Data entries
§
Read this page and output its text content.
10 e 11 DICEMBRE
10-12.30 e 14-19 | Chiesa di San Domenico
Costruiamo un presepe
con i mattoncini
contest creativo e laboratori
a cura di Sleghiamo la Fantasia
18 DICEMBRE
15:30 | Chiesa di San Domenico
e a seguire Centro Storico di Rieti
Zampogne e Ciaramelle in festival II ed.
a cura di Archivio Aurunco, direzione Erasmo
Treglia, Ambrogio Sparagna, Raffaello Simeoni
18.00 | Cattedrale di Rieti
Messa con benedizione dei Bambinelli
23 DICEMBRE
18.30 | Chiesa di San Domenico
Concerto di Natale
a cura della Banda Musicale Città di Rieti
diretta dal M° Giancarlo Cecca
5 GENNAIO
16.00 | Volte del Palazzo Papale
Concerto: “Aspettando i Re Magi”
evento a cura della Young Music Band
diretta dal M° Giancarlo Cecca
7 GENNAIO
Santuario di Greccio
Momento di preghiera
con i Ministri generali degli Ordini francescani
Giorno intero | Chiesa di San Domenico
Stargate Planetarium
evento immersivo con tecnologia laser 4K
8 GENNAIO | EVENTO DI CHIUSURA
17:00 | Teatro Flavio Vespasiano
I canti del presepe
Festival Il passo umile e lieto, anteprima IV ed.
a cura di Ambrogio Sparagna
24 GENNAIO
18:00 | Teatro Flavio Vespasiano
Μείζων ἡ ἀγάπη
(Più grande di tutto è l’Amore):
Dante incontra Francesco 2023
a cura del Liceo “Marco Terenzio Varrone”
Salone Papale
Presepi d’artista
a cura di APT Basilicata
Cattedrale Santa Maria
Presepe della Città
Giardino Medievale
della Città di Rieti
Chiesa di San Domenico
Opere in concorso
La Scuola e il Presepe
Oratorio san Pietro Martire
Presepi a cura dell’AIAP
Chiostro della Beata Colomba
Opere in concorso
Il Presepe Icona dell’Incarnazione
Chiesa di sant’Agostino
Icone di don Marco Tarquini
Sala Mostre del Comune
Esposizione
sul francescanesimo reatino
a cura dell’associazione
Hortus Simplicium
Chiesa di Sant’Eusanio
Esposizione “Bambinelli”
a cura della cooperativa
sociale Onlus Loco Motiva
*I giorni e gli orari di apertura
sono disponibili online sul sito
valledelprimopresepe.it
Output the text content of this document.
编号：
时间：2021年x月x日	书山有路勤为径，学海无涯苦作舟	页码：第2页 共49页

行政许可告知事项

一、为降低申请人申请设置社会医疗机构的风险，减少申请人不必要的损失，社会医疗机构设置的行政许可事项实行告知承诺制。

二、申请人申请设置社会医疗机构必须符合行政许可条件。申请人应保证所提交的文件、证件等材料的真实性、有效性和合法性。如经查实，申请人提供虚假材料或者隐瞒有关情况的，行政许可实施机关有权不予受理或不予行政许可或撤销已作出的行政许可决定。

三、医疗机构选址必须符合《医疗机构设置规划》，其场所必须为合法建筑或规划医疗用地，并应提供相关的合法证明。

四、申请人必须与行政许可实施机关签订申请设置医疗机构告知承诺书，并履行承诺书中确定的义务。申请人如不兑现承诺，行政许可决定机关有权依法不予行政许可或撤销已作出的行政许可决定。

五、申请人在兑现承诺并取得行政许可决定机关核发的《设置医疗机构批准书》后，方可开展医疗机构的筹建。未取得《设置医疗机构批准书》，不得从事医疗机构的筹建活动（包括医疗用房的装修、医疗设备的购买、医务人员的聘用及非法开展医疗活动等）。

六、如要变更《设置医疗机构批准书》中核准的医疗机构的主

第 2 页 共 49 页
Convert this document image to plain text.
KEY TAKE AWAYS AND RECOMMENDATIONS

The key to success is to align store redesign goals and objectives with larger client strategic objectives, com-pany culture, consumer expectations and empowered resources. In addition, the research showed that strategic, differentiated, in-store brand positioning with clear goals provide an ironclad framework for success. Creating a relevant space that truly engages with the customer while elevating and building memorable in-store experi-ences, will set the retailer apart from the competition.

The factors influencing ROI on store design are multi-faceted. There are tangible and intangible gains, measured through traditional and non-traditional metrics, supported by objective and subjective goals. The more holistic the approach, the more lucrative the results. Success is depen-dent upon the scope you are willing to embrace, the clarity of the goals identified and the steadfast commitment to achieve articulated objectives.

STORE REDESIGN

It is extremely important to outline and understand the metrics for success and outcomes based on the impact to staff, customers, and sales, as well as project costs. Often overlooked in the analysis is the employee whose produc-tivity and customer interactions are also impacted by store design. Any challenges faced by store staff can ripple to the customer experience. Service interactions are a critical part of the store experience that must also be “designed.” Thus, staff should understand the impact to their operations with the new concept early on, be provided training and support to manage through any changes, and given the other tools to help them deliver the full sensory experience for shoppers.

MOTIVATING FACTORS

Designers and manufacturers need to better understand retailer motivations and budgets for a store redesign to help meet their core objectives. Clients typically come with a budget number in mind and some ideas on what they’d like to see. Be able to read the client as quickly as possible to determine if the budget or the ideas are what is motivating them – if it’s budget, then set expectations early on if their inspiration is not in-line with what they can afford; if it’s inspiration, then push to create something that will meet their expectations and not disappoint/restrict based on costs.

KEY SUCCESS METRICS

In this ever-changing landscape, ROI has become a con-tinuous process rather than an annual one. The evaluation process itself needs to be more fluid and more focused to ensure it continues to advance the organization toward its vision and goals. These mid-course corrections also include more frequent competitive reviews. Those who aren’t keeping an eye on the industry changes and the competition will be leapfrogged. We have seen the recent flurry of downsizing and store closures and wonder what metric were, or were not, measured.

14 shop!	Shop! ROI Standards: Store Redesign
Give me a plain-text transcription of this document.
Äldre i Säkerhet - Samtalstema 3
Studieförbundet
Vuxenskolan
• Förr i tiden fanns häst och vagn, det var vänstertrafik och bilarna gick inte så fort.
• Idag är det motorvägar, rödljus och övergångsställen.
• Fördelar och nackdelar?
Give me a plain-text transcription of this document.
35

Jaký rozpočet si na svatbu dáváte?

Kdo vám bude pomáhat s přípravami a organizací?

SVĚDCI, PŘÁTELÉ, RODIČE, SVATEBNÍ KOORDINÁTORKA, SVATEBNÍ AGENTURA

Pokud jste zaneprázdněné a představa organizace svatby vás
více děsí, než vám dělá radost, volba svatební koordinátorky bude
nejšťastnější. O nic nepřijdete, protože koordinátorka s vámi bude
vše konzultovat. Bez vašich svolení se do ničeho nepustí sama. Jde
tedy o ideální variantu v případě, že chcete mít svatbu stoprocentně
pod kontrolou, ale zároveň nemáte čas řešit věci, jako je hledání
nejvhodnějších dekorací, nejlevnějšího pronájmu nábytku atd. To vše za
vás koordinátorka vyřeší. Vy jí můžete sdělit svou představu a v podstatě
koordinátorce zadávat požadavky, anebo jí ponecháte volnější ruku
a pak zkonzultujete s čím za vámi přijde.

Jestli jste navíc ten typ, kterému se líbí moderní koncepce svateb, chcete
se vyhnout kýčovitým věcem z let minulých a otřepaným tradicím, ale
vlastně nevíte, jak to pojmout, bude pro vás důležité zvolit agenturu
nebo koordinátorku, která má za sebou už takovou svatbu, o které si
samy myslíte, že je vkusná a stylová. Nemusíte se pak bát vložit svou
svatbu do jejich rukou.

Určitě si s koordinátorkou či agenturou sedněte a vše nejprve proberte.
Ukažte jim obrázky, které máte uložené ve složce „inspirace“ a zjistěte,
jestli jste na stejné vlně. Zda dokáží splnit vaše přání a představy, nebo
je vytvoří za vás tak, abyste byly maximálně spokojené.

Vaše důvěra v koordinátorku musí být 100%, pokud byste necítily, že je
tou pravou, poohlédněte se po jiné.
§
> _Short task_
Check each line of the records for the word "Marco", and show the lines that contain it.

> _Reply_
a cura del Liceo “Marco Terenzio Varrone”
Icone di don Marco Tarquini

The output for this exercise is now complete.